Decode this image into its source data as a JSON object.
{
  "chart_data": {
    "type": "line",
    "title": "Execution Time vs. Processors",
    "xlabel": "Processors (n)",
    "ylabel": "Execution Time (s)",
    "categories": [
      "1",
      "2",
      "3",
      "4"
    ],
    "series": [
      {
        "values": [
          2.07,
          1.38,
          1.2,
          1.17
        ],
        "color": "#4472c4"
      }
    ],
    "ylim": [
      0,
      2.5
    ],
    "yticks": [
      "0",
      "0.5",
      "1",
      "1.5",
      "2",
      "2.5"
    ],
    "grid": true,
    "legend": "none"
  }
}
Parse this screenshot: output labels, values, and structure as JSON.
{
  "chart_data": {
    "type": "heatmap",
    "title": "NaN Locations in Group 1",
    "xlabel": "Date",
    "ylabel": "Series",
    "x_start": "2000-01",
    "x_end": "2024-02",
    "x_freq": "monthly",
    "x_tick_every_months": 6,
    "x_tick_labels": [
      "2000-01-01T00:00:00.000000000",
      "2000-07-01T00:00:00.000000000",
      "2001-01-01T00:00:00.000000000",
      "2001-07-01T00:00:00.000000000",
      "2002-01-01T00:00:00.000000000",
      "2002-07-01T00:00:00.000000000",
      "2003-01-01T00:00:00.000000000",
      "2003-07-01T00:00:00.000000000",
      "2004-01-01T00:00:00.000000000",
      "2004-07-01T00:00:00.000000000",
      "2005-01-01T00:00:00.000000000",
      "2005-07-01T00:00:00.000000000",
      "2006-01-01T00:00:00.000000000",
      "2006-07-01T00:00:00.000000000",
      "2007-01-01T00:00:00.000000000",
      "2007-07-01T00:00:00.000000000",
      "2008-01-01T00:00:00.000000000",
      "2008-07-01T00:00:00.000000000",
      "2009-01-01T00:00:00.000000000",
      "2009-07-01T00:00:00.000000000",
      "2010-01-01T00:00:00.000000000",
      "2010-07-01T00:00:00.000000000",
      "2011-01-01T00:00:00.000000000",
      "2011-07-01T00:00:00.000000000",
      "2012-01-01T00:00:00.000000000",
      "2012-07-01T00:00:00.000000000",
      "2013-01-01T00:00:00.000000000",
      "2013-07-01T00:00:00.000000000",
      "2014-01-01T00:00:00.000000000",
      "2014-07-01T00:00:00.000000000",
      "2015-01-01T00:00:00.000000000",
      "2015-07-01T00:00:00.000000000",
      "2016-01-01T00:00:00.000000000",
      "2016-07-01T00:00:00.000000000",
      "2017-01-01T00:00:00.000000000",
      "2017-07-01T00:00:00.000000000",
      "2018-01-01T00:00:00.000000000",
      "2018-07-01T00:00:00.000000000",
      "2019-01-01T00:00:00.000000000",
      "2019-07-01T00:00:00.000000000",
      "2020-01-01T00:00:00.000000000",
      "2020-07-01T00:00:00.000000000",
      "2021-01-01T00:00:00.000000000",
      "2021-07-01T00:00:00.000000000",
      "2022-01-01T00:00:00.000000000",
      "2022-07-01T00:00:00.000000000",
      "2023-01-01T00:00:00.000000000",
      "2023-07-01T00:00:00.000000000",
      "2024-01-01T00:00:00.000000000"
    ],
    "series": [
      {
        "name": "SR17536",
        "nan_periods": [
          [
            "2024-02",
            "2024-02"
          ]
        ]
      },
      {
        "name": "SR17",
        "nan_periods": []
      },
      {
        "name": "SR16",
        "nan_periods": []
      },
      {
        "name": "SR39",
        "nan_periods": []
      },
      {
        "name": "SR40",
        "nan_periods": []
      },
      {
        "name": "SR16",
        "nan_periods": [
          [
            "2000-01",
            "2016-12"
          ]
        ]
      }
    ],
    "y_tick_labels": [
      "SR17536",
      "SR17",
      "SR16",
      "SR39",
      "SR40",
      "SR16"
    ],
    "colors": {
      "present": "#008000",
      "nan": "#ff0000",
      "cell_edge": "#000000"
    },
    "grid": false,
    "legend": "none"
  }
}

◆ Given request
Find the string "Time" in the listing and return every line that holds it.

◆ Full solution
    "title": "Execution Time vs. Processors",
    "ylabel": "Execution Time (s)",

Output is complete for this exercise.